_Information supplied_
<<<<

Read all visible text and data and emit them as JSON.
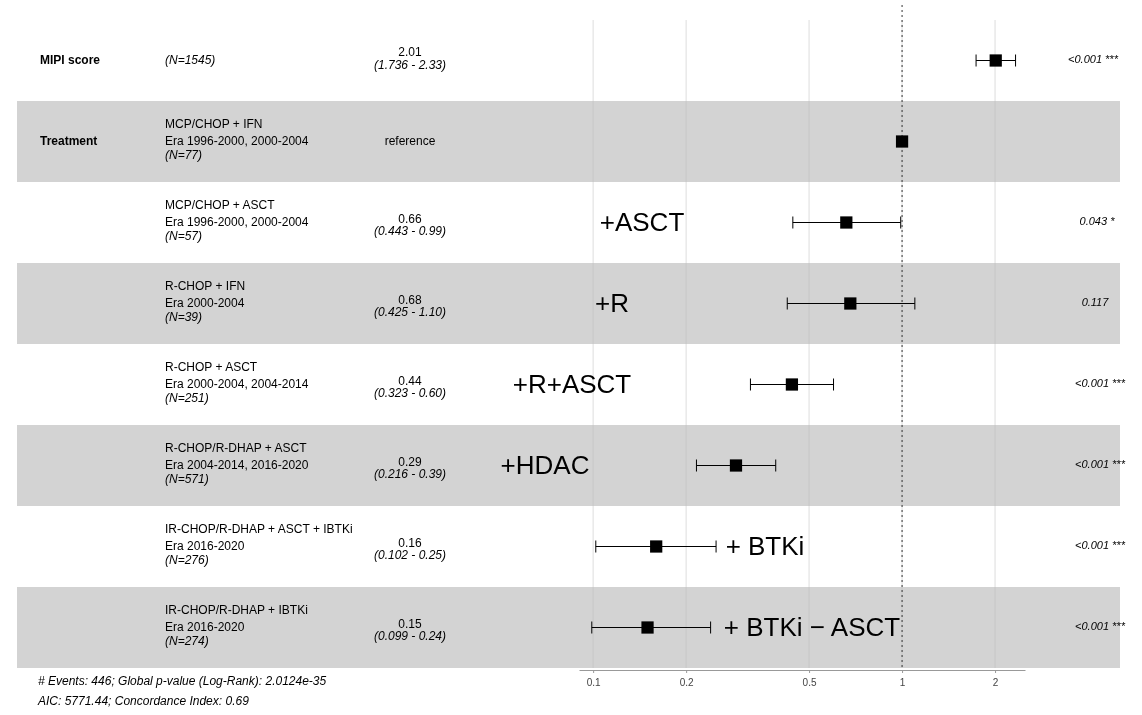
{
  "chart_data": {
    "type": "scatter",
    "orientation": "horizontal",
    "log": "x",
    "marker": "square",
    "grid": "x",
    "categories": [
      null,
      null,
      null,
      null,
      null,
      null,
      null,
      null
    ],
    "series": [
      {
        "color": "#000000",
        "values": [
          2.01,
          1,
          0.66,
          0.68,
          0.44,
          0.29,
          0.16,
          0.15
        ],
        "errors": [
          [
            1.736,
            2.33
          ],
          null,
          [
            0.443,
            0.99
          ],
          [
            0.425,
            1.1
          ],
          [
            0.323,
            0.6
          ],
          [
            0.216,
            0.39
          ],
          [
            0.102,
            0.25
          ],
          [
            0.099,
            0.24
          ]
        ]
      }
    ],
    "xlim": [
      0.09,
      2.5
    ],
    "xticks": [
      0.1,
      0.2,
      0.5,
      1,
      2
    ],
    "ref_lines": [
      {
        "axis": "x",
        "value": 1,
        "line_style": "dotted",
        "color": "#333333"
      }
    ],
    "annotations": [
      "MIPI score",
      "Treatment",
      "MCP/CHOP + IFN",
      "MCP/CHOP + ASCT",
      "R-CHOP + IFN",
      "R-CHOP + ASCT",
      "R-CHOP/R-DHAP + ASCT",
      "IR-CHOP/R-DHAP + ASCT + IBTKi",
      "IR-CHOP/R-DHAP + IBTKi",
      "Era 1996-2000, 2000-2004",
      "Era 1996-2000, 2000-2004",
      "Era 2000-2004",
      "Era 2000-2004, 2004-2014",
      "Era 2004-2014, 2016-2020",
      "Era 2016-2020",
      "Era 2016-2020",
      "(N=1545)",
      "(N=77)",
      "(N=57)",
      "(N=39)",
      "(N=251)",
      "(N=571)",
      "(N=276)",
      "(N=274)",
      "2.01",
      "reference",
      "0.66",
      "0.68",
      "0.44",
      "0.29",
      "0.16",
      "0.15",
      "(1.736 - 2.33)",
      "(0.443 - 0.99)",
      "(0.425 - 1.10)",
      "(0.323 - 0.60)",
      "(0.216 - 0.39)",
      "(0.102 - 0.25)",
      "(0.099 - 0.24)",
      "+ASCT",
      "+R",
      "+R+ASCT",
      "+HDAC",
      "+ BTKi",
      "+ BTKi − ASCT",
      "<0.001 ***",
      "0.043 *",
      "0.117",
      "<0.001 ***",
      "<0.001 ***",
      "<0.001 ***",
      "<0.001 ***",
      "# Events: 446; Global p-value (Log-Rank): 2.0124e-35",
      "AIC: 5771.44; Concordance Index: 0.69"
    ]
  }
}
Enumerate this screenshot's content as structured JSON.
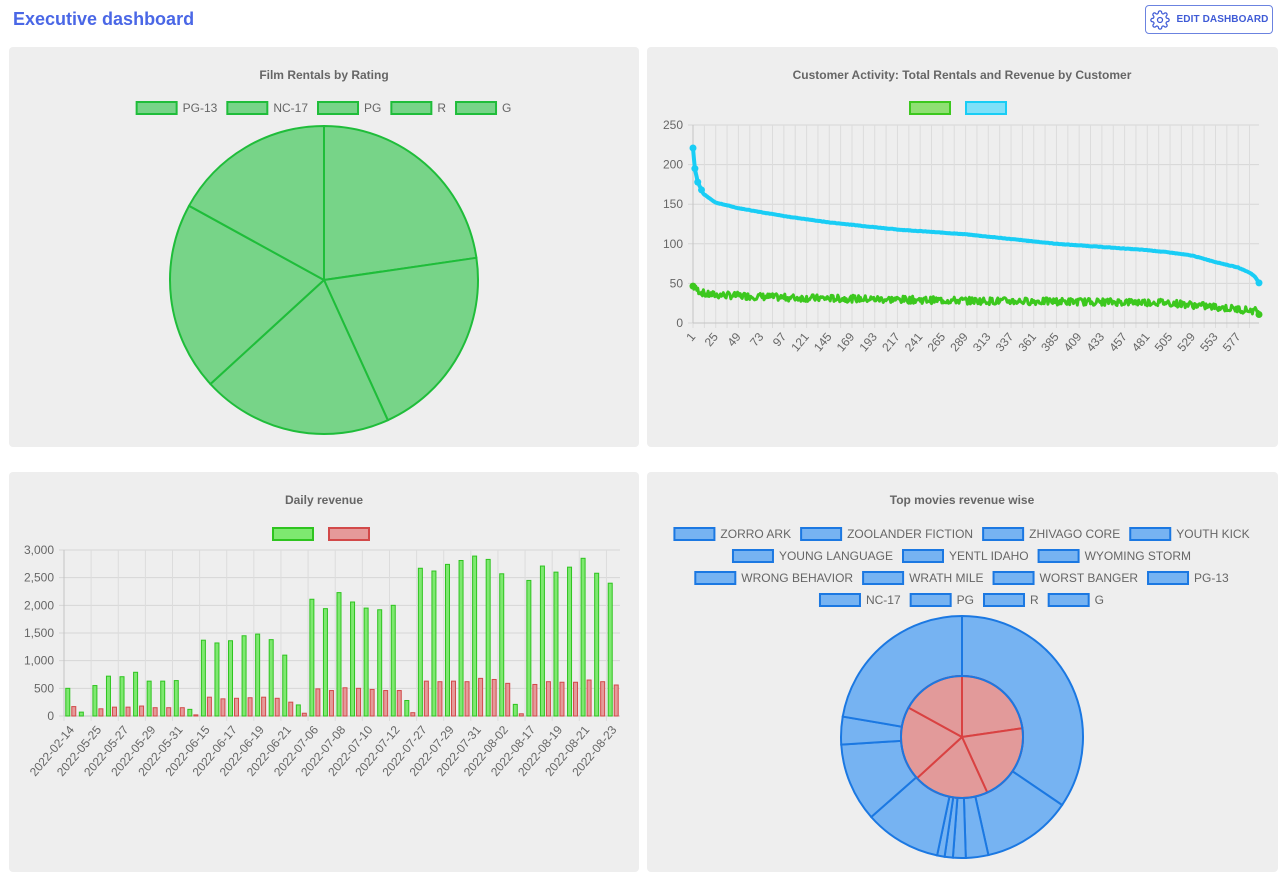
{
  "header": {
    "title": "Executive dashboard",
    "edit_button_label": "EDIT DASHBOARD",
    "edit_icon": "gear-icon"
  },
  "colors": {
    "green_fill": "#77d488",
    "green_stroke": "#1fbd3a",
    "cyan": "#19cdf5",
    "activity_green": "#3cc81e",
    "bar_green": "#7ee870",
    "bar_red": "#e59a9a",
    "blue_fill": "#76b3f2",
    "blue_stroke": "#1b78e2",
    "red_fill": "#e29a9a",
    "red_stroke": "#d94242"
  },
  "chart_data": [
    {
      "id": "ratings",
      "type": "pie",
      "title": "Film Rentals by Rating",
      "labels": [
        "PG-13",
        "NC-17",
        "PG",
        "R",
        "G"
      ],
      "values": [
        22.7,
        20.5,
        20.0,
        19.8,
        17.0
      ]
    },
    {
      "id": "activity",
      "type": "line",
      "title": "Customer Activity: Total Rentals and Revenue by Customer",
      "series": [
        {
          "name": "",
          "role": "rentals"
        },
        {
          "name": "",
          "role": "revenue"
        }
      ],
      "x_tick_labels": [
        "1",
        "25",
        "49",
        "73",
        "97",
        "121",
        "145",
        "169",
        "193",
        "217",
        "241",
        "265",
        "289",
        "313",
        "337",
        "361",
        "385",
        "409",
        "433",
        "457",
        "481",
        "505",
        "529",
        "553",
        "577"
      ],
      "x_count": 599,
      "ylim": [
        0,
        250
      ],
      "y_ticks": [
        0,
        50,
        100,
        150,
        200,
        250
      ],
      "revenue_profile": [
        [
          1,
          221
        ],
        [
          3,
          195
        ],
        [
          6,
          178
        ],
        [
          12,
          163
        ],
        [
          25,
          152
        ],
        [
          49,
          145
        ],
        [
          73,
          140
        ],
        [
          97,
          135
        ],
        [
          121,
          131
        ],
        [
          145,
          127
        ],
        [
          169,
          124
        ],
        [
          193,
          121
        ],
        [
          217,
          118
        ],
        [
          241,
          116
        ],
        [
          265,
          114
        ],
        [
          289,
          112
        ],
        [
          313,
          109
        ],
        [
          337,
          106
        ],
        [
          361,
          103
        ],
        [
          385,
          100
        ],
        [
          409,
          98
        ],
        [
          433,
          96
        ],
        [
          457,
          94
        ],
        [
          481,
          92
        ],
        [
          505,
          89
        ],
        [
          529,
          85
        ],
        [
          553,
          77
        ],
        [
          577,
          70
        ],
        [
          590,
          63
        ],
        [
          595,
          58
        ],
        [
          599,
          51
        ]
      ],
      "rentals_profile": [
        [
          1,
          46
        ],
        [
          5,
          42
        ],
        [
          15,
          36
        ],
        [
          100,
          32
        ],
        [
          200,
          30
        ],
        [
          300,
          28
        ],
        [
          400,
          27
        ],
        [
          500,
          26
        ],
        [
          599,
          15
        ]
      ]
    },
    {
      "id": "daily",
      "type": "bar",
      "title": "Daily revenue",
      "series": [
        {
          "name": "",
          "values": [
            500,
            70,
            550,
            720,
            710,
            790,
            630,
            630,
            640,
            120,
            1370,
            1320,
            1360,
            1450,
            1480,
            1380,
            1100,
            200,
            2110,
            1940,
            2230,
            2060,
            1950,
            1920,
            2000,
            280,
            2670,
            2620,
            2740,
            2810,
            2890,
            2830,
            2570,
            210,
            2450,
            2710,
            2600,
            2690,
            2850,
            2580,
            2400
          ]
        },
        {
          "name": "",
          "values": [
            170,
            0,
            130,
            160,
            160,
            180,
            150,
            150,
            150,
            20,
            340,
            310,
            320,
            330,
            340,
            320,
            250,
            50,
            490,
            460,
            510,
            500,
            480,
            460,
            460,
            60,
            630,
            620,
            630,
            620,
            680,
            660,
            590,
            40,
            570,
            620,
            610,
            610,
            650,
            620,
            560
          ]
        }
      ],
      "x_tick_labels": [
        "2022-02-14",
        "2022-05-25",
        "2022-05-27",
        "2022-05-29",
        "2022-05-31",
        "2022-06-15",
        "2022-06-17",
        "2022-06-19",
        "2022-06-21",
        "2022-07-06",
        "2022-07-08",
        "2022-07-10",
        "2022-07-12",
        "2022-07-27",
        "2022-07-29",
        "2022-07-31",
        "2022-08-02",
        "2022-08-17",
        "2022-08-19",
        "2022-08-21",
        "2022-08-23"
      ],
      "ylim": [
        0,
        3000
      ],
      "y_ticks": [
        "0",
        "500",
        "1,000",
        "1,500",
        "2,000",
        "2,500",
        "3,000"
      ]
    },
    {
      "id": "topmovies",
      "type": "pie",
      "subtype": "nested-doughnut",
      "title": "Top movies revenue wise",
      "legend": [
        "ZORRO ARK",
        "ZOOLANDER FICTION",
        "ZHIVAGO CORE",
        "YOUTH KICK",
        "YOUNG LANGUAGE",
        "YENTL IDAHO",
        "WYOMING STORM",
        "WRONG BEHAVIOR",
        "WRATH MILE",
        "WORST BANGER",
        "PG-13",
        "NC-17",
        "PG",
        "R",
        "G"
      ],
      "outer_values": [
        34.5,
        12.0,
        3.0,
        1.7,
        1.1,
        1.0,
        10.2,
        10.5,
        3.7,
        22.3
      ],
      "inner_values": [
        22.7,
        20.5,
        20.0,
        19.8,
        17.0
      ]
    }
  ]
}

>>>>

Gather every line from the entries above where the word "IBTKi" appears, and copy them.

_Problem solution_
      "IR-CHOP/R-DHAP + ASCT + IBTKi",
      "IR-CHOP/R-DHAP + IBTKi",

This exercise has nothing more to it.